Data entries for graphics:
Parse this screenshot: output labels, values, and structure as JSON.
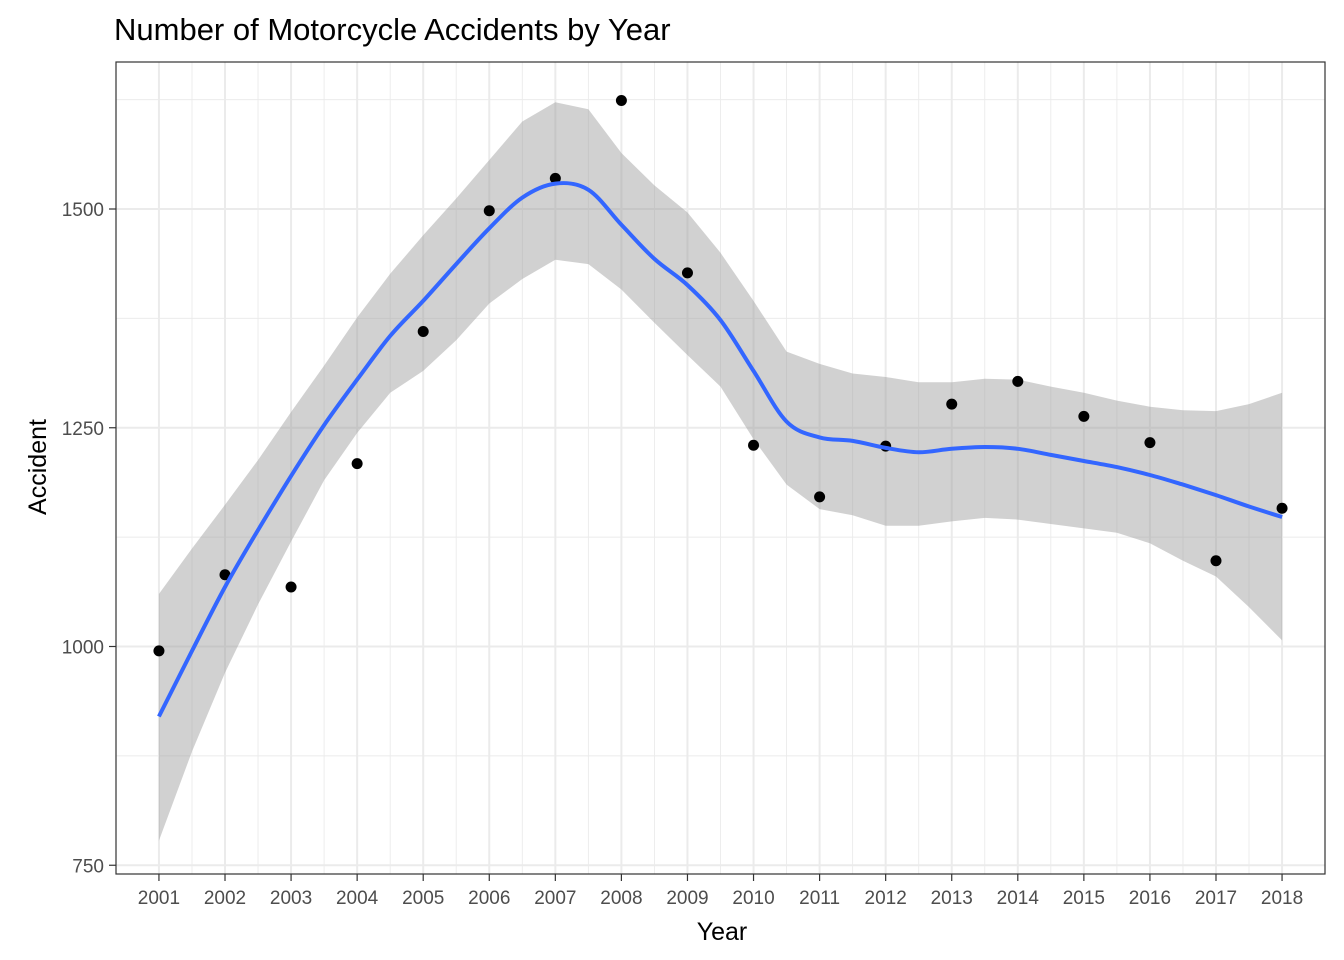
{
  "chart_data": {
    "type": "scatter",
    "title": "Number of Motorcycle Accidents by Year",
    "xlabel": "Year",
    "ylabel": "Accident",
    "x_tick_labels": [
      "2001",
      "2002",
      "2003",
      "2004",
      "2005",
      "2006",
      "2007",
      "2008",
      "2009",
      "2010",
      "2011",
      "2012",
      "2013",
      "2014",
      "2015",
      "2016",
      "2017",
      "2018"
    ],
    "y_ticks": [
      750,
      1000,
      1250,
      1500
    ],
    "y_tick_labels": [
      "750",
      "1000",
      "1250",
      "1500"
    ],
    "xlim": [
      2000.35,
      2018.65
    ],
    "ylim": [
      740,
      1668
    ],
    "grid": true,
    "legend": "none",
    "series": [
      {
        "type": "points",
        "x": [
          2001,
          2002,
          2003,
          2004,
          2005,
          2006,
          2007,
          2008,
          2009,
          2010,
          2011,
          2012,
          2013,
          2014,
          2015,
          2016,
          2017,
          2018
        ],
        "values": [
          995,
          1082,
          1068,
          1209,
          1360,
          1498,
          1535,
          1624,
          1427,
          1230,
          1171,
          1229,
          1277,
          1303,
          1263,
          1233,
          1098,
          1158
        ]
      },
      {
        "type": "smooth",
        "x": [
          2001,
          2001.5,
          2002,
          2002.5,
          2003,
          2003.5,
          2004,
          2004.5,
          2005,
          2005.5,
          2006,
          2006.5,
          2007,
          2007.5,
          2008,
          2008.5,
          2009,
          2009.5,
          2010,
          2010.5,
          2011,
          2011.5,
          2012,
          2012.5,
          2013,
          2013.5,
          2014,
          2014.5,
          2015,
          2015.5,
          2016,
          2016.5,
          2017,
          2017.5,
          2018
        ],
        "values": [
          920,
          995,
          1068,
          1133,
          1195,
          1253,
          1305,
          1355,
          1395,
          1437,
          1478,
          1513,
          1529,
          1522,
          1482,
          1443,
          1413,
          1373,
          1315,
          1257,
          1239,
          1235,
          1227,
          1222,
          1226,
          1228,
          1226,
          1219,
          1212,
          1205,
          1196,
          1185,
          1173,
          1160,
          1148
        ],
        "ci_lower": [
          778,
          880,
          970,
          1048,
          1120,
          1190,
          1244,
          1290,
          1315,
          1350,
          1392,
          1420,
          1442,
          1437,
          1408,
          1370,
          1333,
          1297,
          1237,
          1185,
          1157,
          1150,
          1138,
          1138,
          1143,
          1147,
          1145,
          1140,
          1135,
          1130,
          1118,
          1098,
          1080,
          1045,
          1007
        ],
        "ci_upper": [
          1060,
          1112,
          1162,
          1213,
          1268,
          1321,
          1376,
          1426,
          1470,
          1512,
          1556,
          1600,
          1622,
          1614,
          1564,
          1527,
          1496,
          1450,
          1395,
          1337,
          1323,
          1312,
          1308,
          1302,
          1302,
          1306,
          1305,
          1297,
          1290,
          1281,
          1274,
          1270,
          1269,
          1277,
          1290
        ]
      }
    ],
    "colors": {
      "point": "#000000",
      "line": "#3366FF",
      "ribbon": "#999999",
      "grid": "#EBEBEB",
      "panel_border": "#333333",
      "tick_label": "#4D4D4D"
    }
  }
}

> _Task goal_
Collect each line holding the string "Year".

> _Exercise result_
    "title": "Number of Motorcycle Accidents by Year",
    "xlabel": "Year",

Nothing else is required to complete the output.